*** Dataset extract
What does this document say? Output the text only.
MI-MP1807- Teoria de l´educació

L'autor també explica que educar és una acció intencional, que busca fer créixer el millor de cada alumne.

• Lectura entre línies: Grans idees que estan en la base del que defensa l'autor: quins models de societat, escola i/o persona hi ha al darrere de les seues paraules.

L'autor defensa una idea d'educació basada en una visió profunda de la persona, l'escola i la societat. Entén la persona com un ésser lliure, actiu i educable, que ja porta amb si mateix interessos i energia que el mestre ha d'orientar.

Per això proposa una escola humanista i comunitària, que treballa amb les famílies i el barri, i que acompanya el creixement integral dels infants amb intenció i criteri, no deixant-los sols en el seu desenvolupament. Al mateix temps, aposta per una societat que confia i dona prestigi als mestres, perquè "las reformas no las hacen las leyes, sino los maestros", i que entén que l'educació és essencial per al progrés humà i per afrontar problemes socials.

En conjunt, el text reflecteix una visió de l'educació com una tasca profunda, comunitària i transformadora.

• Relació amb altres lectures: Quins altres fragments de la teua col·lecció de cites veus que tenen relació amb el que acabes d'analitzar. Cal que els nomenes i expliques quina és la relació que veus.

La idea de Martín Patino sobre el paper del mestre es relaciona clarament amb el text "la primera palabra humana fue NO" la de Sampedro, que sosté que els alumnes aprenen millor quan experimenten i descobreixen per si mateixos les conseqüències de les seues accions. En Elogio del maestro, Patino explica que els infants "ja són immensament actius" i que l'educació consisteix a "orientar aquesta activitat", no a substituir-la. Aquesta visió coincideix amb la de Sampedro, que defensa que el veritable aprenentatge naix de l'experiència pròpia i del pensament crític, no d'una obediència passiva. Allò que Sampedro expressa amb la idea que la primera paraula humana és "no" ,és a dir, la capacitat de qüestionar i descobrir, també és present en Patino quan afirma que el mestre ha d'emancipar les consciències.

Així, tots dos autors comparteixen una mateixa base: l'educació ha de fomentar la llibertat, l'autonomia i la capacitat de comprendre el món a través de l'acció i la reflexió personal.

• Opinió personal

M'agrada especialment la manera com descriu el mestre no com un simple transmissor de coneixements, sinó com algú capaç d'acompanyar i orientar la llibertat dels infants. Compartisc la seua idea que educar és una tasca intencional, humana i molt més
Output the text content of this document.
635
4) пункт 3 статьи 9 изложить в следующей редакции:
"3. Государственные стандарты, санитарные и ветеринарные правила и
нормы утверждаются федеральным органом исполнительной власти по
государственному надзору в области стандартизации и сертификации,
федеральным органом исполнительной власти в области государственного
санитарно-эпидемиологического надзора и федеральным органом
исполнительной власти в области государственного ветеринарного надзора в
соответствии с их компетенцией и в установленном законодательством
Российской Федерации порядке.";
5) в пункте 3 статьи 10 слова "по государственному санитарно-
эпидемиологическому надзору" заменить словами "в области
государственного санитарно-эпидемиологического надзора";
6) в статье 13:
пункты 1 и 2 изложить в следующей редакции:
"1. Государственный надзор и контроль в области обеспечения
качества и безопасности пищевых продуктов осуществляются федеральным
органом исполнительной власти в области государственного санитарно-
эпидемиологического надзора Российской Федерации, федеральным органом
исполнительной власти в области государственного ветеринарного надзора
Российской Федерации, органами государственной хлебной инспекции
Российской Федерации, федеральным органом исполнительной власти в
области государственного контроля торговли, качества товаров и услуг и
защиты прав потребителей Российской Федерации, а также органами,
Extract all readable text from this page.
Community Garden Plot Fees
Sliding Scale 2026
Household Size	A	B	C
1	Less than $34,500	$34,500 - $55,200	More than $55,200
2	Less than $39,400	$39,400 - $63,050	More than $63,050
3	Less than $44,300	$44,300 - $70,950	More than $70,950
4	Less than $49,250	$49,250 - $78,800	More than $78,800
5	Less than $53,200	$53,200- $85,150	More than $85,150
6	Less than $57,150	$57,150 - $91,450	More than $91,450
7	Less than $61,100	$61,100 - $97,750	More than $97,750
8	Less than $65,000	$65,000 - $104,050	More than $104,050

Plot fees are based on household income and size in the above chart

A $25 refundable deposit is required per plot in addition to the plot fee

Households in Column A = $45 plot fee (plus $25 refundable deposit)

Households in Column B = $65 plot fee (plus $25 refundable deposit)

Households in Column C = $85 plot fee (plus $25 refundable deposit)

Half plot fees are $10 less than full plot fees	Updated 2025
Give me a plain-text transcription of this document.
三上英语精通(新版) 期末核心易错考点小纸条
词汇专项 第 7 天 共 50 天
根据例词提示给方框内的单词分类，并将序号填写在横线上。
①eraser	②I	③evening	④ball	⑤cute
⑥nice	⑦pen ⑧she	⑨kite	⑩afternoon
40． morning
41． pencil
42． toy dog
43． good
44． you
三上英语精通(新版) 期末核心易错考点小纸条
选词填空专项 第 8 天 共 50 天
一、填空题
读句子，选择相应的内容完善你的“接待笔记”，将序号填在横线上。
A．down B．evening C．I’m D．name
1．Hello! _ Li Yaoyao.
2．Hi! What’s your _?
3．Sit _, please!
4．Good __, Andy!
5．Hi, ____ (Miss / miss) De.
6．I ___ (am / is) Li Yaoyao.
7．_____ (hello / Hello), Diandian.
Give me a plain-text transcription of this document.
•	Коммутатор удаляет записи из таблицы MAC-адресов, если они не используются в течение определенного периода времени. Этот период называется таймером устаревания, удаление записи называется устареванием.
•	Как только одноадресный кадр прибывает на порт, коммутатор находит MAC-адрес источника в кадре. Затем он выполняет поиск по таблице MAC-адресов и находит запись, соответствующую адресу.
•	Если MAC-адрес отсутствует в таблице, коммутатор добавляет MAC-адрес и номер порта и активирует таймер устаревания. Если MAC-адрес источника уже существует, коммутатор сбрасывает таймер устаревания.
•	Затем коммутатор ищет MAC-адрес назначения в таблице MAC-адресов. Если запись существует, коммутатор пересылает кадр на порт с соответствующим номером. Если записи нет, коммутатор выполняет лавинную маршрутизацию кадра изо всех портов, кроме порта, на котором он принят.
******
Problem statement: Among the lines of the material above, how many include the string "ветеринарного"? Report only that number.

Answer for the task: 2